**EXTRACTED DATA**
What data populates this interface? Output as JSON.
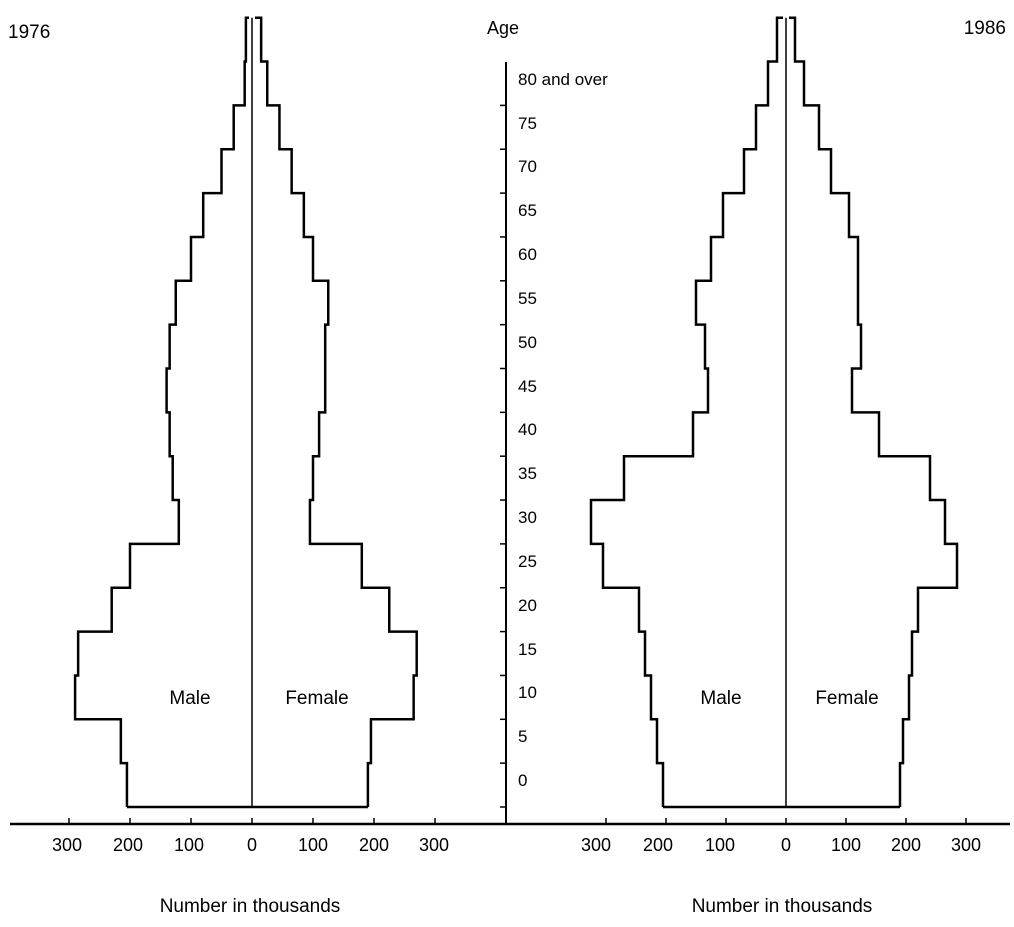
{
  "chart_data": {
    "type": "population-pyramid",
    "y_axis": {
      "label": "Age",
      "ticks": [
        "0",
        "5",
        "10",
        "15",
        "20",
        "25",
        "30",
        "35",
        "40",
        "45",
        "50",
        "55",
        "60",
        "65",
        "70",
        "75",
        "80 and over"
      ],
      "range": [
        0,
        90
      ]
    },
    "x_axis": {
      "label": "Number in thousands",
      "ticks": [
        "300",
        "200",
        "100",
        "0",
        "100",
        "200",
        "300"
      ],
      "range": [
        -300,
        300
      ]
    },
    "age_groups": [
      "0-4",
      "5-9",
      "10-14",
      "15-19",
      "20-24",
      "25-29",
      "30-34",
      "35-39",
      "40-44",
      "45-49",
      "50-54",
      "55-59",
      "60-64",
      "65-69",
      "70-74",
      "75-79",
      "80-84",
      "85+"
    ],
    "pyramids": [
      {
        "year": "1976",
        "series": [
          {
            "name": "Male",
            "values": [
              205,
              215,
              290,
              285,
              230,
              200,
              120,
              130,
              135,
              140,
              135,
              125,
              100,
              80,
              50,
              30,
              12,
              10
            ]
          },
          {
            "name": "Female",
            "values": [
              190,
              195,
              265,
              270,
              225,
              180,
              95,
              100,
              110,
              120,
              120,
              125,
              100,
              85,
              65,
              45,
              25,
              15
            ]
          }
        ]
      },
      {
        "year": "1986",
        "series": [
          {
            "name": "Male",
            "values": [
              205,
              215,
              225,
              235,
              245,
              305,
              325,
              270,
              155,
              130,
              135,
              150,
              125,
              105,
              70,
              50,
              30,
              15
            ]
          },
          {
            "name": "Female",
            "values": [
              190,
              195,
              205,
              210,
              220,
              285,
              265,
              240,
              155,
              110,
              125,
              120,
              120,
              105,
              75,
              55,
              30,
              15
            ]
          }
        ]
      }
    ]
  }
}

**PROBLEM TO SOLVE**
Retype the whole listing exactly and leave the pictures out.

**THE OUTPUT**
What data populates this interface? Output as JSON.
{
  "chart_data": {
    "type": "population-pyramid",
    "y_axis": {
      "label": "Age",
      "ticks": [
        "0",
        "5",
        "10",
        "15",
        "20",
        "25",
        "30",
        "35",
        "40",
        "45",
        "50",
        "55",
        "60",
        "65",
        "70",
        "75",
        "80 and over"
      ],
      "range": [
        0,
        90
      ]
    },
    "x_axis": {
      "label": "Number in thousands",
      "ticks": [
        "300",
        "200",
        "100",
        "0",
        "100",
        "200",
        "300"
      ],
      "range": [
        -300,
        300
      ]
    },
    "age_groups": [
      "0-4",
      "5-9",
      "10-14",
      "15-19",
      "20-24",
      "25-29",
      "30-34",
      "35-39",
      "40-44",
      "45-49",
      "50-54",
      "55-59",
      "60-64",
      "65-69",
      "70-74",
      "75-79",
      "80-84",
      "85+"
    ],
    "pyramids": [
      {
        "year": "1976",
        "series": [
          {
            "name": "Male",
            "values": [
              205,
              215,
              290,
              285,
              230,
              200,
              120,
              130,
              135,
              140,
              135,
              125,
              100,
              80,
              50,
              30,
              12,
              10
            ]
          },
          {
            "name": "Female",
            "values": [
              190,
              195,
              265,
              270,
              225,
              180,
              95,
              100,
              110,
              120,
              120,
              125,
              100,
              85,
              65,
              45,
              25,
              15
            ]
          }
        ]
      },
      {
        "year": "1986",
        "series": [
          {
            "name": "Male",
            "values": [
              205,
              215,
              225,
              235,
              245,
              305,
              325,
              270,
              155,
              130,
              135,
              150,
              125,
              105,
              70,
              50,
              30,
              15
            ]
          },
          {
            "name": "Female",
            "values": [
              190,
              195,
              205,
              210,
              220,
              285,
              265,
              240,
              155,
              110,
              125,
              120,
              120,
              105,
              75,
              55,
              30,
              15
            ]
          }
        ]
      }
    ]
  }
}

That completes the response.